◆ **Stated task**: The records below must be duplicated exactly, character for character.

◆ **Supplied data**:
╭──
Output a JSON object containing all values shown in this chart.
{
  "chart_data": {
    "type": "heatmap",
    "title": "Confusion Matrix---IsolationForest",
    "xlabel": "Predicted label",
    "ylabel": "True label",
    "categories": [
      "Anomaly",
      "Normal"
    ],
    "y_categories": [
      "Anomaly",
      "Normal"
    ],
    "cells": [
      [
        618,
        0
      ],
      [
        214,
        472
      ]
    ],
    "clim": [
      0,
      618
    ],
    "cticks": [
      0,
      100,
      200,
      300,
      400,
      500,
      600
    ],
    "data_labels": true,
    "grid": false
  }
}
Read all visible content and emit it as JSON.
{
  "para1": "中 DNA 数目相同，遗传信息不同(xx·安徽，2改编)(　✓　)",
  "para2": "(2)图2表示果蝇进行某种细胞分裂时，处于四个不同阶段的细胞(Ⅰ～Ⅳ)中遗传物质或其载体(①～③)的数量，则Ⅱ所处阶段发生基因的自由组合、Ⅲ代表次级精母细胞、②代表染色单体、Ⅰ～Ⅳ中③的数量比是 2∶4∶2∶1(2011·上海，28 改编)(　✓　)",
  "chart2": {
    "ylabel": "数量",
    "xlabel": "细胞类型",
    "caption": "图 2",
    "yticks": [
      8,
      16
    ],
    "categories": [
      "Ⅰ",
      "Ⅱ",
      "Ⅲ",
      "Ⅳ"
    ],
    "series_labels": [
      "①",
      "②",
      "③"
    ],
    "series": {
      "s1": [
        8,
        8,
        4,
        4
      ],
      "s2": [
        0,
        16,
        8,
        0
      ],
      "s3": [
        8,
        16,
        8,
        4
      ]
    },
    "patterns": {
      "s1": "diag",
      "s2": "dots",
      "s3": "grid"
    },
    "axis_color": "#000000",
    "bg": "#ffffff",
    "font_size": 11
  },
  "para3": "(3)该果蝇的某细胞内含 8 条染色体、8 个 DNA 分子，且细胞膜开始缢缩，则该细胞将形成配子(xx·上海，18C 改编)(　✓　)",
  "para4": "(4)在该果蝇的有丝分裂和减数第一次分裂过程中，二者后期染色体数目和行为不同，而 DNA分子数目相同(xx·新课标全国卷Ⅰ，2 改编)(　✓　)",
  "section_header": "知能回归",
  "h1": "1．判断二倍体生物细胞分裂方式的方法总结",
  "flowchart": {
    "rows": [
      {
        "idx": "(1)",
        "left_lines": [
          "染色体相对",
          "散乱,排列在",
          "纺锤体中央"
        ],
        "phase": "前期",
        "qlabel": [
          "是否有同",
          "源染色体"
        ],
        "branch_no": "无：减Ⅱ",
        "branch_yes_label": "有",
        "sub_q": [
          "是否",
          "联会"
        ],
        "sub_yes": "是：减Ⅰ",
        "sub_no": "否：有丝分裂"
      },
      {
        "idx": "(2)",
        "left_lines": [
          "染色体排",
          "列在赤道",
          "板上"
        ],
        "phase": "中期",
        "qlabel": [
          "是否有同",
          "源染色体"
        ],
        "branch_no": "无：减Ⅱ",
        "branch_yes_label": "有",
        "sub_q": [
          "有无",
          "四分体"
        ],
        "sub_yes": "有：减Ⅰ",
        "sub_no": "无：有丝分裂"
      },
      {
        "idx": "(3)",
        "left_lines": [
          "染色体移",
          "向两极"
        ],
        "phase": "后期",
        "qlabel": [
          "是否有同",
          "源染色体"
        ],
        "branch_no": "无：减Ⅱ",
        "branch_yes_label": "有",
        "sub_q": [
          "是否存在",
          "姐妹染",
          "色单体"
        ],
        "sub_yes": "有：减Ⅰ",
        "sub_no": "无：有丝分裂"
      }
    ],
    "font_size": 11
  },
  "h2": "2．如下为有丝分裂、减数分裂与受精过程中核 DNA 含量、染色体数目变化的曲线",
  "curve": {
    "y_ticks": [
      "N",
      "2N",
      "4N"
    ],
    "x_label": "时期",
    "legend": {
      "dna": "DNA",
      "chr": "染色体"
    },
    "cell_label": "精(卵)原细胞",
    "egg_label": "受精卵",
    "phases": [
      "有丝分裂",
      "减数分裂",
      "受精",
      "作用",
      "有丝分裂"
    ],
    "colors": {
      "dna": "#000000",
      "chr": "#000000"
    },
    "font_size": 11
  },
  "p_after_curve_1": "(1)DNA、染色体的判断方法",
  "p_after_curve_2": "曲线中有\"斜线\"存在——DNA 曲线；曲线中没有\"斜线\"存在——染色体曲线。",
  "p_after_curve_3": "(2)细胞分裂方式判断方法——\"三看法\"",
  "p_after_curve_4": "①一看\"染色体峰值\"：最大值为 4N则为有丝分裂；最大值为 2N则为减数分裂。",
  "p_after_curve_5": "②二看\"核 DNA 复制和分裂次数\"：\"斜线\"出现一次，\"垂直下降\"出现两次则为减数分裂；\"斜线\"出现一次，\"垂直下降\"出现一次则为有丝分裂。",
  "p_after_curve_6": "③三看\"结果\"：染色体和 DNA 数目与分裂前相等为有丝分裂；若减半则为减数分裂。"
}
╰──
◆ **Reply**:
Output a JSON object containing all values shown in this chart.
{
  "chart_data": {
    "type": "heatmap",
    "title": "Confusion Matrix---IsolationForest",
    "xlabel": "Predicted label",
    "ylabel": "True label",
    "categories": [
      "Anomaly",
      "Normal"
    ],
    "y_categories": [
      "Anomaly",
      "Normal"
    ],
    "cells": [
      [
        618,
        0
      ],
      [
        214,
        472
      ]
    ],
    "clim": [
      0,
      618
    ],
    "cticks": [
      0,
      100,
      200,
      300,
      400,
      500,
      600
    ],
    "data_labels": true,
    "grid": false
  }
}
Read all visible content and emit it as JSON.
{
  "para1": "中 DNA 数目相同，遗传信息不同(xx·安徽，2改编)(　✓　)",
  "para2": "(2)图2表示果蝇进行某种细胞分裂时，处于四个不同阶段的细胞(Ⅰ～Ⅳ)中遗传物质或其载体(①～③)的数量，则Ⅱ所处阶段发生基因的自由组合、Ⅲ代表次级精母细胞、②代表染色单体、Ⅰ～Ⅳ中③的数量比是 2∶4∶2∶1(2011·上海，28 改编)(　✓　)",
  "chart2": {
    "ylabel": "数量",
    "xlabel": "细胞类型",
    "caption": "图 2",
    "yticks": [
      8,
      16
    ],
    "categories": [
      "Ⅰ",
      "Ⅱ",
      "Ⅲ",
      "Ⅳ"
    ],
    "series_labels": [
      "①",
      "②",
      "③"
    ],
    "series": {
      "s1": [
        8,
        8,
        4,
        4
      ],
      "s2": [
        0,
        16,
        8,
        0
      ],
      "s3": [
        8,
        16,
        8,
        4
      ]
    },
    "patterns": {
      "s1": "diag",
      "s2": "dots",
      "s3": "grid"
    },
    "axis_color": "#000000",
    "bg": "#ffffff",
    "font_size": 11
  },
  "para3": "(3)该果蝇的某细胞内含 8 条染色体、8 个 DNA 分子，且细胞膜开始缢缩，则该细胞将形成配子(xx·上海，18C 改编)(　✓　)",
  "para4": "(4)在该果蝇的有丝分裂和减数第一次分裂过程中，二者后期染色体数目和行为不同，而 DNA分子数目相同(xx·新课标全国卷Ⅰ，2 改编)(　✓　)",
  "section_header": "知能回归",
  "h1": "1．判断二倍体生物细胞分裂方式的方法总结",
  "flowchart": {
    "rows": [
      {
        "idx": "(1)",
        "left_lines": [
          "染色体相对",
          "散乱,排列在",
          "纺锤体中央"
        ],
        "phase": "前期",
        "qlabel": [
          "是否有同",
          "源染色体"
        ],
        "branch_no": "无：减Ⅱ",
        "branch_yes_label": "有",
        "sub_q": [
          "是否",
          "联会"
        ],
        "sub_yes": "是：减Ⅰ",
        "sub_no": "否：有丝分裂"
      },
      {
        "idx": "(2)",
        "left_lines": [
          "染色体排",
          "列在赤道",
          "板上"
        ],
        "phase": "中期",
        "qlabel": [
          "是否有同",
          "源染色体"
        ],
        "branch_no": "无：减Ⅱ",
        "branch_yes_label": "有",
        "sub_q": [
          "有无",
          "四分体"
        ],
        "sub_yes": "有：减Ⅰ",
        "sub_no": "无：有丝分裂"
      },
      {
        "idx": "(3)",
        "left_lines": [
          "染色体移",
          "向两极"
        ],
        "phase": "后期",
        "qlabel": [
          "是否有同",
          "源染色体"
        ],
        "branch_no": "无：减Ⅱ",
        "branch_yes_label": "有",
        "sub_q": [
          "是否存在",
          "姐妹染",
          "色单体"
        ],
        "sub_yes": "有：减Ⅰ",
        "sub_no": "无：有丝分裂"
      }
    ],
    "font_size": 11
  },
  "h2": "2．如下为有丝分裂、减数分裂与受精过程中核 DNA 含量、染色体数目变化的曲线",
  "curve": {
    "y_ticks": [
      "N",
      "2N",
      "4N"
    ],
    "x_label": "时期",
    "legend": {
      "dna": "DNA",
      "chr": "染色体"
    },
    "cell_label": "精(卵)原细胞",
    "egg_label": "受精卵",
    "phases": [
      "有丝分裂",
      "减数分裂",
      "受精",
      "作用",
      "有丝分裂"
    ],
    "colors": {
      "dna": "#000000",
      "chr": "#000000"
    },
    "font_size": 11
  },
  "p_after_curve_1": "(1)DNA、染色体的判断方法",
  "p_after_curve_2": "曲线中有\"斜线\"存在——DNA 曲线；曲线中没有\"斜线\"存在——染色体曲线。",
  "p_after_curve_3": "(2)细胞分裂方式判断方法——\"三看法\"",
  "p_after_curve_4": "①一看\"染色体峰值\"：最大值为 4N则为有丝分裂；最大值为 2N则为减数分裂。",
  "p_after_curve_5": "②二看\"核 DNA 复制和分裂次数\"：\"斜线\"出现一次，\"垂直下降\"出现两次则为减数分裂；\"斜线\"出现一次，\"垂直下降\"出现一次则为有丝分裂。",
  "p_after_curve_6": "③三看\"结果\"：染色体和 DNA 数目与分裂前相等为有丝分裂；若减半则为减数分裂。"
}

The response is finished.